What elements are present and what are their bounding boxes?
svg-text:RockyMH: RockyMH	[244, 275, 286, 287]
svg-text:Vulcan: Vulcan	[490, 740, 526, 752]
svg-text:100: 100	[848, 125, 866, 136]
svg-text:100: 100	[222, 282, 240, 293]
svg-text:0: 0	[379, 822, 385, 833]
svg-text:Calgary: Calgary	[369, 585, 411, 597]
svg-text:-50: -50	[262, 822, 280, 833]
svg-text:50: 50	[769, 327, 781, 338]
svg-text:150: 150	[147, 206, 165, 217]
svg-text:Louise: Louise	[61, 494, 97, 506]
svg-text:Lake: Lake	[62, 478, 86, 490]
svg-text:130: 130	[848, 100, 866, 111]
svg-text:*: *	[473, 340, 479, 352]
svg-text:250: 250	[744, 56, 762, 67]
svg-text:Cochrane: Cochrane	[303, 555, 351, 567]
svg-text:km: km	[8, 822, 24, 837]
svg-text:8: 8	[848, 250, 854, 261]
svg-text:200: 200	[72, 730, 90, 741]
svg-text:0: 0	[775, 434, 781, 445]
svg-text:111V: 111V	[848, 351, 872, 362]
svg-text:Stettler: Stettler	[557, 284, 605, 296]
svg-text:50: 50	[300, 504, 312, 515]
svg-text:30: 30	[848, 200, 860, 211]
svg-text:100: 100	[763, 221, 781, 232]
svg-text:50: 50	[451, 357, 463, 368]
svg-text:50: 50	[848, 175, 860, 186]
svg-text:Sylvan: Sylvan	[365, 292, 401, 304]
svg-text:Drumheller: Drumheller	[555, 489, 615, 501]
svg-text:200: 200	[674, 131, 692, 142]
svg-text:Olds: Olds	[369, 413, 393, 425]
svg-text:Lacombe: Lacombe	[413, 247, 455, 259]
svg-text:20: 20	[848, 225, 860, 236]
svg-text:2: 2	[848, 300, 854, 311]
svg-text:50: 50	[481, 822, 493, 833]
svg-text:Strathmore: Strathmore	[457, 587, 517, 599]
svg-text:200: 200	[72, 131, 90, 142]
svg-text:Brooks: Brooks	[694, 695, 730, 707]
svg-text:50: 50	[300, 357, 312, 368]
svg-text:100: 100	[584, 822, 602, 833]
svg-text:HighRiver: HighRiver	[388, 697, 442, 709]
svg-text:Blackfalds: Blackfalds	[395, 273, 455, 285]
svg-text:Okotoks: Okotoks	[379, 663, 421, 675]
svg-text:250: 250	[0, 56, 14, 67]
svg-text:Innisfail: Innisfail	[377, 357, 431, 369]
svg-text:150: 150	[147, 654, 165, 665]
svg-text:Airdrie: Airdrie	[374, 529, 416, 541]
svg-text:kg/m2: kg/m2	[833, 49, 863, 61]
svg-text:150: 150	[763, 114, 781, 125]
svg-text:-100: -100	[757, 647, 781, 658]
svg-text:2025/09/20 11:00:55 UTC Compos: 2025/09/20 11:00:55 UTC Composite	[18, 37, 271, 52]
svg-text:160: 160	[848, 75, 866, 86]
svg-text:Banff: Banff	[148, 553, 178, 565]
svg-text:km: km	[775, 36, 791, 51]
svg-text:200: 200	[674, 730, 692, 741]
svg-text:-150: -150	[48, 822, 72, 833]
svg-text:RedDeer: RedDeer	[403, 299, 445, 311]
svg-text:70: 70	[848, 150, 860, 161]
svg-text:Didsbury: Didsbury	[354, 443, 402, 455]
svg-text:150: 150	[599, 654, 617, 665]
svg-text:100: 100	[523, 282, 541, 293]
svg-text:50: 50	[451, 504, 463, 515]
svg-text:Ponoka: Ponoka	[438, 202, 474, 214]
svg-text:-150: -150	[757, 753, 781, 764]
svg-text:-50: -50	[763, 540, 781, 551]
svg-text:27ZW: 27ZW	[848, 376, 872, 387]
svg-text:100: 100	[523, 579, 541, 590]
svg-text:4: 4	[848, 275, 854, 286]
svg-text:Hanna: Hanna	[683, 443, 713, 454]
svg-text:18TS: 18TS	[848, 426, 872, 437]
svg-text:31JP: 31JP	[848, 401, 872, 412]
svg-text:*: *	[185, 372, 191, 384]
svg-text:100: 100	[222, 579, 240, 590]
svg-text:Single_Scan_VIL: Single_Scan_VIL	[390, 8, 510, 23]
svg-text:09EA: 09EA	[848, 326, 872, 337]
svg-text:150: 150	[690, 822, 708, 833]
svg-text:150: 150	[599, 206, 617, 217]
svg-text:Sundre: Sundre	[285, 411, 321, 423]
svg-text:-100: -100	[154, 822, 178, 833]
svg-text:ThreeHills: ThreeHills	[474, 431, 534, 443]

# Exercise requirements
Copy the material's lines word for word, starting at its first line and ending at the line that contains "340, 479, 352]", with both of those lines included.

# Answer to this task
What elements are present and what are their bounding boxes?
svg-text:RockyMH: RockyMH	[244, 275, 286, 287]
svg-text:Vulcan: Vulcan	[490, 740, 526, 752]
svg-text:100: 100	[848, 125, 866, 136]
svg-text:100: 100	[222, 282, 240, 293]
svg-text:0: 0	[379, 822, 385, 833]
svg-text:Calgary: Calgary	[369, 585, 411, 597]
svg-text:-50: -50	[262, 822, 280, 833]
svg-text:50: 50	[769, 327, 781, 338]
svg-text:150: 150	[147, 206, 165, 217]
svg-text:Louise: Louise	[61, 494, 97, 506]
svg-text:Lake: Lake	[62, 478, 86, 490]
svg-text:130: 130	[848, 100, 866, 111]
svg-text:*: *	[473, 340, 479, 352]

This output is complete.